**EXERCISE OBJECTIVE**
Note each line of the listing that contains the string "bookmark", and copy it.

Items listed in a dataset
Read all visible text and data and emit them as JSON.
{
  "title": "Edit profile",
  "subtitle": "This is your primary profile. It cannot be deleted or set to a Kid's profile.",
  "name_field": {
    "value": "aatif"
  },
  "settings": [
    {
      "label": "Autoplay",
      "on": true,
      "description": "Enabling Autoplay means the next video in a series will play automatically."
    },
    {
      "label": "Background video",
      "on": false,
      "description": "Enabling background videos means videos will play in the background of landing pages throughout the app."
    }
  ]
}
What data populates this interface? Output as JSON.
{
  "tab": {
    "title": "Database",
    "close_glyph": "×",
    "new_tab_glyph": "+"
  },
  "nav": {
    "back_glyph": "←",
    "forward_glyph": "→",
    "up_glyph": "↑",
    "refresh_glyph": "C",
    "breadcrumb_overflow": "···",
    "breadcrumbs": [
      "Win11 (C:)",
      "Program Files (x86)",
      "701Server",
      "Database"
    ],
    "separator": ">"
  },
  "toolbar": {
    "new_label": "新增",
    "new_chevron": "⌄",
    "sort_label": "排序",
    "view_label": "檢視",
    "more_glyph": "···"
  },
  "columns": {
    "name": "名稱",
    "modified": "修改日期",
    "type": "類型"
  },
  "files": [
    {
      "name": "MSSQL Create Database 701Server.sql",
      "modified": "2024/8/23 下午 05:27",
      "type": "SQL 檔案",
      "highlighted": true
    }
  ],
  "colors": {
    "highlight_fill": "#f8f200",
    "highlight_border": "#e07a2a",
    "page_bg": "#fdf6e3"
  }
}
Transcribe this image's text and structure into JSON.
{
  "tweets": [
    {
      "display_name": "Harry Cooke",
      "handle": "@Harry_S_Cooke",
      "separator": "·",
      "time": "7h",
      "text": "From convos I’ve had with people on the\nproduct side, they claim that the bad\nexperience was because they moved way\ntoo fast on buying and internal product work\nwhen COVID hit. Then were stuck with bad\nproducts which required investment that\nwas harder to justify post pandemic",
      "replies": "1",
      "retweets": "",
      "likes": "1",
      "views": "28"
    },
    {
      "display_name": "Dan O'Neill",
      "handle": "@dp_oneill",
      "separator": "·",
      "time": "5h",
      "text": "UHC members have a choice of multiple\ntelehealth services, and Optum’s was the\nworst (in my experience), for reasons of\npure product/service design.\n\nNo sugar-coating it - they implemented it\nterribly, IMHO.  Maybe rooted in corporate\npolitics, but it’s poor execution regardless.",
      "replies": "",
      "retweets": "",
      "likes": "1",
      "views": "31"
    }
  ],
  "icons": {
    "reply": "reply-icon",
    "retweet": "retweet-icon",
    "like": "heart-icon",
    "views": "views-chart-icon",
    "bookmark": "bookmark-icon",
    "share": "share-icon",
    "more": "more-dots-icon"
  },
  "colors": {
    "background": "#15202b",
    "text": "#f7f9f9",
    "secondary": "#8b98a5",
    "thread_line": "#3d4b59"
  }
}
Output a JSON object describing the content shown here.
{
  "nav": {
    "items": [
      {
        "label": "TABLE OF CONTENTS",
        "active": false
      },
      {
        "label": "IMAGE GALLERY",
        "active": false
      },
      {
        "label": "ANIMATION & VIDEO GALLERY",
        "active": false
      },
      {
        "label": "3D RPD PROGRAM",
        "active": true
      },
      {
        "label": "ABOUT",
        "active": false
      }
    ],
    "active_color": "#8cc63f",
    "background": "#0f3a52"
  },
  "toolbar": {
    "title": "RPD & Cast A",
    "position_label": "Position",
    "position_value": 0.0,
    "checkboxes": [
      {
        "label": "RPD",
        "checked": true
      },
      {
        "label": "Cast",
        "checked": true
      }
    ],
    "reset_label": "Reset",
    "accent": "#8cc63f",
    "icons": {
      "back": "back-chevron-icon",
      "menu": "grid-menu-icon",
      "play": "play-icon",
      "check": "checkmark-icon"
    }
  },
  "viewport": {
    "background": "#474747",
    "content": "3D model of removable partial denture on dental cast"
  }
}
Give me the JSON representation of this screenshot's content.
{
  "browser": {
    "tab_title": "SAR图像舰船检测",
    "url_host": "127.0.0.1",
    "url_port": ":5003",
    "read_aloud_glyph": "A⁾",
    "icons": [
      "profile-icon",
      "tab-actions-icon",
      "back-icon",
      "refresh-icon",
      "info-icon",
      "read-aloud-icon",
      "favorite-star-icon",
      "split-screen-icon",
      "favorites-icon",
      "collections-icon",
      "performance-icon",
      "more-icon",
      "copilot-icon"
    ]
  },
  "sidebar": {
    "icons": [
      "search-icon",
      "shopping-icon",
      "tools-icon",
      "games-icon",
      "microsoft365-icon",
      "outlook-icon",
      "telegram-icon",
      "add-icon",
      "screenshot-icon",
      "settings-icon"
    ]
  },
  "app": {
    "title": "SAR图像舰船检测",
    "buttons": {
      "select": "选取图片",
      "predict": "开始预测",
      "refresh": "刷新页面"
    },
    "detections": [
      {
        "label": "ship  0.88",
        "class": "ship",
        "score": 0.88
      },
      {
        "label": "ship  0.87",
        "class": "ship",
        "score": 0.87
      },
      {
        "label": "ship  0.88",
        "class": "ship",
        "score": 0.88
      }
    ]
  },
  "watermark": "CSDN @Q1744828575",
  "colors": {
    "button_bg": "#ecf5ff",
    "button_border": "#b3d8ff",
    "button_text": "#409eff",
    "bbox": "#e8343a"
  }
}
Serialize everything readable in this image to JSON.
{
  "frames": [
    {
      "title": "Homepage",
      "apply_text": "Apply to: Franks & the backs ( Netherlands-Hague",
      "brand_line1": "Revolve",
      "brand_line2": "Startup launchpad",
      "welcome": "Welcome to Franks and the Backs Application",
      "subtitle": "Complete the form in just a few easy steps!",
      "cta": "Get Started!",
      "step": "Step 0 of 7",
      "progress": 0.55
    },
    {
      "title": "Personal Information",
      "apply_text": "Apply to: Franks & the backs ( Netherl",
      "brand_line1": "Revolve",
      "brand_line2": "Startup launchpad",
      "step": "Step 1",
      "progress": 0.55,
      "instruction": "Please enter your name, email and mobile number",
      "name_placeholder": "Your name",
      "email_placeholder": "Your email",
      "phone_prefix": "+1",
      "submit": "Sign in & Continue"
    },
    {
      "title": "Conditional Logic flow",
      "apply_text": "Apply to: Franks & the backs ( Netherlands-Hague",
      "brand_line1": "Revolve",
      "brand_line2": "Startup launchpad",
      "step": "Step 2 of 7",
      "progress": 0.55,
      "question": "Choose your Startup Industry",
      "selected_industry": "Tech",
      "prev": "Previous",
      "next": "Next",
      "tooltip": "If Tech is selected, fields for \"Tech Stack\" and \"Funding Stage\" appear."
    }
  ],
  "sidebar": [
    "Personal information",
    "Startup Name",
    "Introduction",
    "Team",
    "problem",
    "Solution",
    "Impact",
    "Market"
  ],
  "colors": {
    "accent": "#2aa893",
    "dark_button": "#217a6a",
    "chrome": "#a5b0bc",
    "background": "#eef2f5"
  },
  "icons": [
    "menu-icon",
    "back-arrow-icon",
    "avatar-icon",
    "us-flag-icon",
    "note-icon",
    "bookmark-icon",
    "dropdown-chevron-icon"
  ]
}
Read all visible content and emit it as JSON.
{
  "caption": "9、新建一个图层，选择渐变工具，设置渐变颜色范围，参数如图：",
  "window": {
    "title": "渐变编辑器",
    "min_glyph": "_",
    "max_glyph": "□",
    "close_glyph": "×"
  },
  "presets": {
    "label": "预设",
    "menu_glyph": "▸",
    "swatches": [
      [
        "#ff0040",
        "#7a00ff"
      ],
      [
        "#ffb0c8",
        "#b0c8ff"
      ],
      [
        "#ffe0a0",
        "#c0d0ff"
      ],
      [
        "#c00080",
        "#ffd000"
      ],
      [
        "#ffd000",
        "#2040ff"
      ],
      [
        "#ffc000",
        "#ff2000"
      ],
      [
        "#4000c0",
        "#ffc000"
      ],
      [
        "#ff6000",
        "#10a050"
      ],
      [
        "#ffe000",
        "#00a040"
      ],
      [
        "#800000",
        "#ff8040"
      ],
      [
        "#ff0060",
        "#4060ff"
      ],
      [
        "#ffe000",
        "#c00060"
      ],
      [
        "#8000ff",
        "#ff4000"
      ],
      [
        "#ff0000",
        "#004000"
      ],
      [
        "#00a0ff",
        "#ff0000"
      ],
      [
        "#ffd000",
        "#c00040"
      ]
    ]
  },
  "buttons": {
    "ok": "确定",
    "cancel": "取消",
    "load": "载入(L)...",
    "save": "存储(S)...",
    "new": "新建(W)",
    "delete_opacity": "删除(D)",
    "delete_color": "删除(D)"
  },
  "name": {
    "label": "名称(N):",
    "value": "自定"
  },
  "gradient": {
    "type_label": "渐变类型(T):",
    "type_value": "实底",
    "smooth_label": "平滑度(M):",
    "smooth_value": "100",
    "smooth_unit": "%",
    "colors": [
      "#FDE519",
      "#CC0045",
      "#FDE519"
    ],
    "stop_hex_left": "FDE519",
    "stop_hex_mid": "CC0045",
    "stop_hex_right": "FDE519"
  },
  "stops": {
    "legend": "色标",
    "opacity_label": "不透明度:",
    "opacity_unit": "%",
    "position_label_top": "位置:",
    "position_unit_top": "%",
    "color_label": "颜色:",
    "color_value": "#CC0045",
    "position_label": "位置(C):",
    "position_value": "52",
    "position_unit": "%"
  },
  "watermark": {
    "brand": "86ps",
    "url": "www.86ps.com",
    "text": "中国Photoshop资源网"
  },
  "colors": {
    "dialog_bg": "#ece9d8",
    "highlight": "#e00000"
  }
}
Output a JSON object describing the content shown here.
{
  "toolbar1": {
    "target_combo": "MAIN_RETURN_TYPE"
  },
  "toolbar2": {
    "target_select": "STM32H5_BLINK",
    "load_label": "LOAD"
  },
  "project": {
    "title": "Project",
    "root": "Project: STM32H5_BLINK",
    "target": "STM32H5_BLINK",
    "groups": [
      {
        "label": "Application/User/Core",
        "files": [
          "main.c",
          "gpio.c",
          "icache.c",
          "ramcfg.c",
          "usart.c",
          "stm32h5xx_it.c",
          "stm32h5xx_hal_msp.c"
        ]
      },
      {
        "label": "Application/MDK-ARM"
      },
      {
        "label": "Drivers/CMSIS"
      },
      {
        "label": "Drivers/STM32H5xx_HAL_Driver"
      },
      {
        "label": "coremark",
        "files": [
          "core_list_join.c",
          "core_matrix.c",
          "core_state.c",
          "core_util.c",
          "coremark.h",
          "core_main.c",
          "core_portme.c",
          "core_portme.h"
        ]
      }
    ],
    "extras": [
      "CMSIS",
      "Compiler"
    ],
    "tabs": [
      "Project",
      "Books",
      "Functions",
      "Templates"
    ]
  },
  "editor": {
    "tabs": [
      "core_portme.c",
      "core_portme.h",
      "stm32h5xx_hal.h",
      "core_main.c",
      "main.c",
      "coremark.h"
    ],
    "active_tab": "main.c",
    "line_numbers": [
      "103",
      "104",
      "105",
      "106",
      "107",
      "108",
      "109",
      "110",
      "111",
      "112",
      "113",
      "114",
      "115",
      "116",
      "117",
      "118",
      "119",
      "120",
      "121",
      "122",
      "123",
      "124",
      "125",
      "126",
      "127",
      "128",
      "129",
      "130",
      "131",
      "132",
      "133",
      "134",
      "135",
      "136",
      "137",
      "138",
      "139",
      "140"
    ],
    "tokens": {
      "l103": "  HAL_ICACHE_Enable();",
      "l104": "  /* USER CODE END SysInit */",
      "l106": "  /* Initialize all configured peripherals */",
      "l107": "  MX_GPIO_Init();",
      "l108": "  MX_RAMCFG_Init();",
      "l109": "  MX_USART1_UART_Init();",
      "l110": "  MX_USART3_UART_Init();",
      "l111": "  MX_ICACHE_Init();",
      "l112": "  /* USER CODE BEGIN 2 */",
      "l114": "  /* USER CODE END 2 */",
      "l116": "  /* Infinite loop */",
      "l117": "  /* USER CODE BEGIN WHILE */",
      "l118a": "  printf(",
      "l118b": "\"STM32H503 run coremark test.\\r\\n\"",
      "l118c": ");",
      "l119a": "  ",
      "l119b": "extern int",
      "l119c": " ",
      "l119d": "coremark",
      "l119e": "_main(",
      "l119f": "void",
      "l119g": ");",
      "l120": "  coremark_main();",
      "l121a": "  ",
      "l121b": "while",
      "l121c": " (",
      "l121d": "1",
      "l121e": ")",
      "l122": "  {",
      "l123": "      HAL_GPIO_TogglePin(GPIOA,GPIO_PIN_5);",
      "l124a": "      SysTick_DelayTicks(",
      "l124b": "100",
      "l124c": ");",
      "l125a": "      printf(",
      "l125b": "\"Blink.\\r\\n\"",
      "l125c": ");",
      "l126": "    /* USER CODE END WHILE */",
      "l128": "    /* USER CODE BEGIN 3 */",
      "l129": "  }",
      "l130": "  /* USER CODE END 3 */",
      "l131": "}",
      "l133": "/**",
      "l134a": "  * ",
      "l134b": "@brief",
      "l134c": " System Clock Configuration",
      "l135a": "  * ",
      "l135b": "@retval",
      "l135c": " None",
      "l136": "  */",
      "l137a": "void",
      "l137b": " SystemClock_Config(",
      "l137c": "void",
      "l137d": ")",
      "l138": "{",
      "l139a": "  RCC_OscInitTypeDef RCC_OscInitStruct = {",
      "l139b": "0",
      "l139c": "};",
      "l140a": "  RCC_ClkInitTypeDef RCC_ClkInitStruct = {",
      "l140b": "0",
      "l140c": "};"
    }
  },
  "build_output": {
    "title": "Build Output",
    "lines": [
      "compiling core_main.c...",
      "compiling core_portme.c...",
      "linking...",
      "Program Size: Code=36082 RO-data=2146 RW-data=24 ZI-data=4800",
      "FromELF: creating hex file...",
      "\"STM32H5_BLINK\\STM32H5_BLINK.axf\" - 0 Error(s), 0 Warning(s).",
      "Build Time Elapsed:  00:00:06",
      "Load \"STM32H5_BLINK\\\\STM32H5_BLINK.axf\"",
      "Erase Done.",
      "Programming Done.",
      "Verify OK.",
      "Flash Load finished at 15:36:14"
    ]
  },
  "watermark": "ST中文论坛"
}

**TASK ANSWER**
    "bookmark": "bookmark-icon",
    "bookmark-icon",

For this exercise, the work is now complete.